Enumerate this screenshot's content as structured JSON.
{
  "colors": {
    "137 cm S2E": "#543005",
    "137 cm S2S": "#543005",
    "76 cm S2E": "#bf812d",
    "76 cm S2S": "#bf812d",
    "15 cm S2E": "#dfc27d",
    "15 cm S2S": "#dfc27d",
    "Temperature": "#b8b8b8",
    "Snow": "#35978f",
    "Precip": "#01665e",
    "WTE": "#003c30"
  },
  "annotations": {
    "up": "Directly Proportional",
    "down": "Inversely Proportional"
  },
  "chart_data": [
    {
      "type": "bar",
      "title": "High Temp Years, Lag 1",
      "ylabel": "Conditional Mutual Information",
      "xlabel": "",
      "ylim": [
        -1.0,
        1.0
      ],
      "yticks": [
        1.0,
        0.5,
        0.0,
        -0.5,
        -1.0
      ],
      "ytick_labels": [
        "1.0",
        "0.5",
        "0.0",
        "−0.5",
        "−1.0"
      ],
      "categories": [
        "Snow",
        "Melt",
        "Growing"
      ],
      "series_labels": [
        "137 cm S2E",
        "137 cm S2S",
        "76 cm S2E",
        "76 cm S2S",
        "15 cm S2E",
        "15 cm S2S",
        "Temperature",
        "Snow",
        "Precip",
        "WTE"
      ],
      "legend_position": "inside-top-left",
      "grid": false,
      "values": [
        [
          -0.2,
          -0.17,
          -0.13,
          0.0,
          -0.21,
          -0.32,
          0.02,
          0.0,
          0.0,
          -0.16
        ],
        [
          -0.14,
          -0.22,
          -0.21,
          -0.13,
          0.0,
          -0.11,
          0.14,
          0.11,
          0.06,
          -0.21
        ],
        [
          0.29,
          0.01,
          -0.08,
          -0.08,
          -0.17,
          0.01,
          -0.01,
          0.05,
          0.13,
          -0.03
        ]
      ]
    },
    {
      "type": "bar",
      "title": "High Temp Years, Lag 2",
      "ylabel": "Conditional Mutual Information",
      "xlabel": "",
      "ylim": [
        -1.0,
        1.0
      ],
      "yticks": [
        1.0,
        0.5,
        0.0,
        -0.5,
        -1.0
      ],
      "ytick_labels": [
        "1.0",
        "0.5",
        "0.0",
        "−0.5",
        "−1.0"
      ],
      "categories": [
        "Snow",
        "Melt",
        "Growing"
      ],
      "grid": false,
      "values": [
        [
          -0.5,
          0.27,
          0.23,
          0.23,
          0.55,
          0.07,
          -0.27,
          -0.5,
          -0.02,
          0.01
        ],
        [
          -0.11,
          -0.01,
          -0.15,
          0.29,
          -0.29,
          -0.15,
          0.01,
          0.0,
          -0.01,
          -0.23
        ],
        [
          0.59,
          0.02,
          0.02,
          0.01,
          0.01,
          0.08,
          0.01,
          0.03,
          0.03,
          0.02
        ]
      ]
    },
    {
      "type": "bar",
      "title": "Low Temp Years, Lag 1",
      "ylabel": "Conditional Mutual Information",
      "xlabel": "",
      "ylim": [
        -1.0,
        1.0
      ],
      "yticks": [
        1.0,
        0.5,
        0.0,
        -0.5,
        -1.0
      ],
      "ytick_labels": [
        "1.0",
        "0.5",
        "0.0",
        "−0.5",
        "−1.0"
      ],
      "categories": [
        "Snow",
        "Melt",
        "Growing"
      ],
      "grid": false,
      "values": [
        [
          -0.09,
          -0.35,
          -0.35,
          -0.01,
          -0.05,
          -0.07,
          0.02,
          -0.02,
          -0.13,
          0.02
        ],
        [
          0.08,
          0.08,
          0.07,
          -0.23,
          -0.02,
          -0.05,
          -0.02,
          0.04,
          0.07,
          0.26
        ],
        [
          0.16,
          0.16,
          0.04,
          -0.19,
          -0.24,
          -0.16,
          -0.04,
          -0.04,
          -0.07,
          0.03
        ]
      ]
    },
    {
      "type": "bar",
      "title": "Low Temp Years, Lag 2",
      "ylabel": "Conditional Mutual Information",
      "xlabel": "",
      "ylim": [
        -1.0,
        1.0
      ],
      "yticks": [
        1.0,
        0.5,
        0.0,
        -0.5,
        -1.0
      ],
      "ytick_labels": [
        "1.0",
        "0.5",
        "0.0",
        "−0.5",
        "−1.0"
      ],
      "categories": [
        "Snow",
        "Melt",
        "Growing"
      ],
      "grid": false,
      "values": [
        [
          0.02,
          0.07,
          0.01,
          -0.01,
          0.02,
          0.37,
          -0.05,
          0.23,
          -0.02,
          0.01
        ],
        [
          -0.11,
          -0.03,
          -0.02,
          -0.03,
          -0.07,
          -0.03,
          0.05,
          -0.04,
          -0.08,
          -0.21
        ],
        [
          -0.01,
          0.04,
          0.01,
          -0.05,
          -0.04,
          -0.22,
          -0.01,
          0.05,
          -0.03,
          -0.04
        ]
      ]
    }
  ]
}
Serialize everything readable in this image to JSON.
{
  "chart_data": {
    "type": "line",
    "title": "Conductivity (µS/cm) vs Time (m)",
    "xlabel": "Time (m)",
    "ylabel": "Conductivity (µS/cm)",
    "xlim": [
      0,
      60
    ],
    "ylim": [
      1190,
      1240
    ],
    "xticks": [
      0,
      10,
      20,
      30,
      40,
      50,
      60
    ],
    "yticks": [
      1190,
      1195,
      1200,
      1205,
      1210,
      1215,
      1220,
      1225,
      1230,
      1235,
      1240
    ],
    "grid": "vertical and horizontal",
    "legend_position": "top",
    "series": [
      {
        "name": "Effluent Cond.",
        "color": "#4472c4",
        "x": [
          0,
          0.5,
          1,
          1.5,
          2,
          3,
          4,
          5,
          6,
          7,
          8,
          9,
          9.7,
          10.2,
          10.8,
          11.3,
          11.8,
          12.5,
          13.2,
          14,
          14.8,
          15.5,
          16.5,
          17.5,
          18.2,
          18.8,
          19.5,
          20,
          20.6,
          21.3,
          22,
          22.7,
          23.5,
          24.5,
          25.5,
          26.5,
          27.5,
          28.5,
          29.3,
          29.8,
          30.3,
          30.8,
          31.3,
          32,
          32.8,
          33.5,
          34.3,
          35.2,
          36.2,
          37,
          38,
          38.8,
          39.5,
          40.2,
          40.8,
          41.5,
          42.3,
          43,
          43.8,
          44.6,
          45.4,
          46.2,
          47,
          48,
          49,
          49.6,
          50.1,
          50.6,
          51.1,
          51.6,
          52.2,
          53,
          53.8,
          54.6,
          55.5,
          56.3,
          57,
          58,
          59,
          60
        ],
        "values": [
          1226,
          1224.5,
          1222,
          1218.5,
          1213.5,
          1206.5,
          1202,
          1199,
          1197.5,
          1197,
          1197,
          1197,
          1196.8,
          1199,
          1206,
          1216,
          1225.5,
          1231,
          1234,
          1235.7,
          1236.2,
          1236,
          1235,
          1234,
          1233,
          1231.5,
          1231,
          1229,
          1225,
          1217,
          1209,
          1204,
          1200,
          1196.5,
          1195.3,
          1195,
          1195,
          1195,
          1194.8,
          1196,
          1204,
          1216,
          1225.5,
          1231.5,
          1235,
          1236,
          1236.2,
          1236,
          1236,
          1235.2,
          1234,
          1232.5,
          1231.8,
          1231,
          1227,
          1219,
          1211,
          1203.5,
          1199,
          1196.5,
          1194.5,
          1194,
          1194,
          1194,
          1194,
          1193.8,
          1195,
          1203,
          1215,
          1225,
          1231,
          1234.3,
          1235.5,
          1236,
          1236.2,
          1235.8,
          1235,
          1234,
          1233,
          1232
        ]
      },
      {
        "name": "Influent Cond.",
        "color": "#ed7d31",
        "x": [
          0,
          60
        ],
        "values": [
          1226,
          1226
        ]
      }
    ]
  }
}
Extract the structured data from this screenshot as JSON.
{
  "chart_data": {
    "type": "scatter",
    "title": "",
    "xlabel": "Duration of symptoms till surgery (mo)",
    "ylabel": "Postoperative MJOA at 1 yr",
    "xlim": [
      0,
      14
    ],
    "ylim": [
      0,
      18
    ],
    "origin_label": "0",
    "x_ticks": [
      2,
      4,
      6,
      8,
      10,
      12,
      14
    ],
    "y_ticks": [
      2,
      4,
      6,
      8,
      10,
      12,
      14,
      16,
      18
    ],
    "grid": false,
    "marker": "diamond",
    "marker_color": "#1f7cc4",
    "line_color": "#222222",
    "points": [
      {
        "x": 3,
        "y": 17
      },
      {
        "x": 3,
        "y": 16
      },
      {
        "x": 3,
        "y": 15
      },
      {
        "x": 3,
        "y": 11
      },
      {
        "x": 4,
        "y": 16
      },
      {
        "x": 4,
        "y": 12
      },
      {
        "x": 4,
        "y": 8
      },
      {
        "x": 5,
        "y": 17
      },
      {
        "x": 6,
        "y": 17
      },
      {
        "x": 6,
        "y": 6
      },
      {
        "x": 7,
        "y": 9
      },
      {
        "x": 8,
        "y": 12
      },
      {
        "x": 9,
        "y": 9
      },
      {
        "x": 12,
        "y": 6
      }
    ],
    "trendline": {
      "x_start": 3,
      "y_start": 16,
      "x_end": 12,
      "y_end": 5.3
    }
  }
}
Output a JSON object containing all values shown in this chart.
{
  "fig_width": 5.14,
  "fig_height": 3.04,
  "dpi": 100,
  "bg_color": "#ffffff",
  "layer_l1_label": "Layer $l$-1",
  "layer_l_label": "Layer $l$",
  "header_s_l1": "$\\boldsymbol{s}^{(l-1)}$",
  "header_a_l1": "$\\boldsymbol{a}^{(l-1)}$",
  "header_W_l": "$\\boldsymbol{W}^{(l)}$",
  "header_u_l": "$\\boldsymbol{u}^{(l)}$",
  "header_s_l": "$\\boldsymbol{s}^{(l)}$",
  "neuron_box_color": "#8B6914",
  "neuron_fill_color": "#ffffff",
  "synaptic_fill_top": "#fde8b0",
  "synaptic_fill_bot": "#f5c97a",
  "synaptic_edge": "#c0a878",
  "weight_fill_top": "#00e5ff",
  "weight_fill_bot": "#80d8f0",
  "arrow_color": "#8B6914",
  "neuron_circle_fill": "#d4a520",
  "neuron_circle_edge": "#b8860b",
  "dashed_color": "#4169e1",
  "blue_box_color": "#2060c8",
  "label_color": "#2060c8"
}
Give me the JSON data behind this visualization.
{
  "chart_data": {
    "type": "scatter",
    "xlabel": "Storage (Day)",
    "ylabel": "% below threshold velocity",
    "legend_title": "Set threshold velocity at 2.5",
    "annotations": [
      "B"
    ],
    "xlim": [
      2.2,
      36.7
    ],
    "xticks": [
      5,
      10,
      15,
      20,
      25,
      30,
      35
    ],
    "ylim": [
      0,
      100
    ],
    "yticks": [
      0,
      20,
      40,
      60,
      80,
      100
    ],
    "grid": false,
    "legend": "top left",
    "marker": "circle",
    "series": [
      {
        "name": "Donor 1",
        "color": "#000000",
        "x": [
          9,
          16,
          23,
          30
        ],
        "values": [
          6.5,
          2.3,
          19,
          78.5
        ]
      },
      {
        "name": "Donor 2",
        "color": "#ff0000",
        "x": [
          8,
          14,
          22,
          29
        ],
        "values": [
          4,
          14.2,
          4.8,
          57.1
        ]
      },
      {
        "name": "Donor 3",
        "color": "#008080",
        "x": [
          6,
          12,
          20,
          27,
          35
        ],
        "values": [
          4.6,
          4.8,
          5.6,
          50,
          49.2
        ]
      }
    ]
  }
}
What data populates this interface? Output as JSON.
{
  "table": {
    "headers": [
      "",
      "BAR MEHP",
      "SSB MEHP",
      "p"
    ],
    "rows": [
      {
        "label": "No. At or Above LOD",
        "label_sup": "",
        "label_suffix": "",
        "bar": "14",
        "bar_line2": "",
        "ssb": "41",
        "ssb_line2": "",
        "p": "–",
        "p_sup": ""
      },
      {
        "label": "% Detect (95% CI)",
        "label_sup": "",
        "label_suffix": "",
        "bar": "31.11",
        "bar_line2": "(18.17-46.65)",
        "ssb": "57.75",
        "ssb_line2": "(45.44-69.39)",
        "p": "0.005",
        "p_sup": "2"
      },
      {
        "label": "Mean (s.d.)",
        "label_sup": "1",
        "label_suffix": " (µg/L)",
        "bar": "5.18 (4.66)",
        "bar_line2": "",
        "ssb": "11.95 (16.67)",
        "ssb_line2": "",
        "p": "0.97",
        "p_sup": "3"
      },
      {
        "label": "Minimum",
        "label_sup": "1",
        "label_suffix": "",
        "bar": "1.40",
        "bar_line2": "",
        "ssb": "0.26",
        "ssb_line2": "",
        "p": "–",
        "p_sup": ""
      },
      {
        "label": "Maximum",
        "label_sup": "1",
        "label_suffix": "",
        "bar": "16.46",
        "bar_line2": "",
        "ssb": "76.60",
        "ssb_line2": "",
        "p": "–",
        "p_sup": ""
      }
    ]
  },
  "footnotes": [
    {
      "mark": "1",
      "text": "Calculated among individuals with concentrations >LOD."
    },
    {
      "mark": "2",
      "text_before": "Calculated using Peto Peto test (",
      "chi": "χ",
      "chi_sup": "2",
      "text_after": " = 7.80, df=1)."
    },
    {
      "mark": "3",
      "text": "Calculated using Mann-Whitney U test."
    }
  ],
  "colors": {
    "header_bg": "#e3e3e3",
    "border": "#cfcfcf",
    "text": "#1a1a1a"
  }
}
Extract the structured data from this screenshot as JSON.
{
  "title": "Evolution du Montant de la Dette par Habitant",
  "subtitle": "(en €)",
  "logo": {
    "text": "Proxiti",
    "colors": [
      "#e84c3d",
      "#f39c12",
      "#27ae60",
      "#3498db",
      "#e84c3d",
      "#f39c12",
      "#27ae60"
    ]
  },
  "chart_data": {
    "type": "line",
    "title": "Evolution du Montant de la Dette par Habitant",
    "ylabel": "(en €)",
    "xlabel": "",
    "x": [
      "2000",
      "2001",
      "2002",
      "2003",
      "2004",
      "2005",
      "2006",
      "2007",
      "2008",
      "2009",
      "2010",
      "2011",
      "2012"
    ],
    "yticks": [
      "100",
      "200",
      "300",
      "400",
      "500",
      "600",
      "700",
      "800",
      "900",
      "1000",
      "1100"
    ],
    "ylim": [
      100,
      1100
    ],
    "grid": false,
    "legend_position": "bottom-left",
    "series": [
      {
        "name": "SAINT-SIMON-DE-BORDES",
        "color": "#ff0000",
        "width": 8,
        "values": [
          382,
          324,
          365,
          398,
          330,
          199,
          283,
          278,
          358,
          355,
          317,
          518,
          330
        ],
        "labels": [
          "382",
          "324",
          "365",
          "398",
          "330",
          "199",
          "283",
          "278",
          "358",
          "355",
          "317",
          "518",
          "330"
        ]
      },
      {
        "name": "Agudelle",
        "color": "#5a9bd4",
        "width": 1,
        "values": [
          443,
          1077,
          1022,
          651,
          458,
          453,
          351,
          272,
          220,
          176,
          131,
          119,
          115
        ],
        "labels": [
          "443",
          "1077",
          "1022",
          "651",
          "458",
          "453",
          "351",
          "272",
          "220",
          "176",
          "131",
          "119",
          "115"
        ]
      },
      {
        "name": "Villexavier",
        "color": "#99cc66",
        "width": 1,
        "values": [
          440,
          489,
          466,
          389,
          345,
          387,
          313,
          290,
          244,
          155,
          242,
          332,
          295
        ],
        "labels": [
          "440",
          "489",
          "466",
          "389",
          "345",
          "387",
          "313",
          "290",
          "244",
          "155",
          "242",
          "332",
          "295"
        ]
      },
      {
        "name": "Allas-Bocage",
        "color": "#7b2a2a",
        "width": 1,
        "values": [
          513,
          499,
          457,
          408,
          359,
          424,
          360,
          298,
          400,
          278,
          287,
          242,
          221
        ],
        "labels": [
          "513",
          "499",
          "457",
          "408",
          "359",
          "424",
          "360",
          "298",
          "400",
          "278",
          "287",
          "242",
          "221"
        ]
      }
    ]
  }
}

.....

Give only the number of lines above that hold the string "Montant".

* _Reply to the exercise_: 2